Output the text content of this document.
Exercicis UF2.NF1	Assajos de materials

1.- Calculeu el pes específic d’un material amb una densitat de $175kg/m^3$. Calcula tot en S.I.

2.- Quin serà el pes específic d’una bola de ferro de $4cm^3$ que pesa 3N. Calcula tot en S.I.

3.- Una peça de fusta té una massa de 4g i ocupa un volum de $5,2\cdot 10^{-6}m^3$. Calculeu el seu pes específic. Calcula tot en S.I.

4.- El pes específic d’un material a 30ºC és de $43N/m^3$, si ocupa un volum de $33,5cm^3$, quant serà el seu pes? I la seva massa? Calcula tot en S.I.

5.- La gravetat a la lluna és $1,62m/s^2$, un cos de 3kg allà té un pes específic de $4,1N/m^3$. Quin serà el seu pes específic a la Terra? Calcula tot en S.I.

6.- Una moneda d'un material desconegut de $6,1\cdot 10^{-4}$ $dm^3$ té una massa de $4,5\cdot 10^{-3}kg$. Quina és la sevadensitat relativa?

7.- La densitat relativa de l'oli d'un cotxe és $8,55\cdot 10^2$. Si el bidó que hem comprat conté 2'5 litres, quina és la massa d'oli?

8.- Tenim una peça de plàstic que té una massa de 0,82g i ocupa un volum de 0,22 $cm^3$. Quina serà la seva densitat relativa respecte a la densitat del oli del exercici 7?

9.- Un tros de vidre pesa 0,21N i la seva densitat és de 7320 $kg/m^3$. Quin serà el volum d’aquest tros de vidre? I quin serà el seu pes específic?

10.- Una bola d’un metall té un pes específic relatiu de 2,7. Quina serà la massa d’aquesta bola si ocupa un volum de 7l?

▶ _Task goal_: Print every entry exactly as written.

▶ _Output below_:
Output the text content of this document.
Exercicis UF2.NF1	Assajos de materials

1.- Calculeu el pes específic d’un material amb una densitat de $175kg/m^3$. Calcula tot en S.I.

2.- Quin serà el pes específic d’una bola de ferro de $4cm^3$ que pesa 3N. Calcula tot en S.I.

3.- Una peça de fusta té una massa de 4g i ocupa un volum de $5,2\cdot 10^{-6}m^3$. Calculeu el seu pes específic. Calcula tot en S.I.

4.- El pes específic d’un material a 30ºC és de $43N/m^3$, si ocupa un volum de $33,5cm^3$, quant serà el seu pes? I la seva massa? Calcula tot en S.I.

5.- La gravetat a la lluna és $1,62m/s^2$, un cos de 3kg allà té un pes específic de $4,1N/m^3$. Quin serà el seu pes específic a la Terra? Calcula tot en S.I.

6.- Una moneda d'un material desconegut de $6,1\cdot 10^{-4}$ $dm^3$ té una massa de $4,5\cdot 10^{-3}kg$. Quina és la sevadensitat relativa?

7.- La densitat relativa de l'oli d'un cotxe és $8,55\cdot 10^2$. Si el bidó que hem comprat conté 2'5 litres, quina és la massa d'oli?

8.- Tenim una peça de plàstic que té una massa de 0,82g i ocupa un volum de 0,22 $cm^3$. Quina serà la seva densitat relativa respecte a la densitat del oli del exercici 7?

9.- Un tros de vidre pesa 0,21N i la seva densitat és de 7320 $kg/m^3$. Quin serà el volum d’aquest tros de vidre? I quin serà el seu pes específic?

10.- Una bola d’un metall té un pes específic relatiu de 2,7. Quina serà la massa d’aquesta bola si ocupa un volum de 7l?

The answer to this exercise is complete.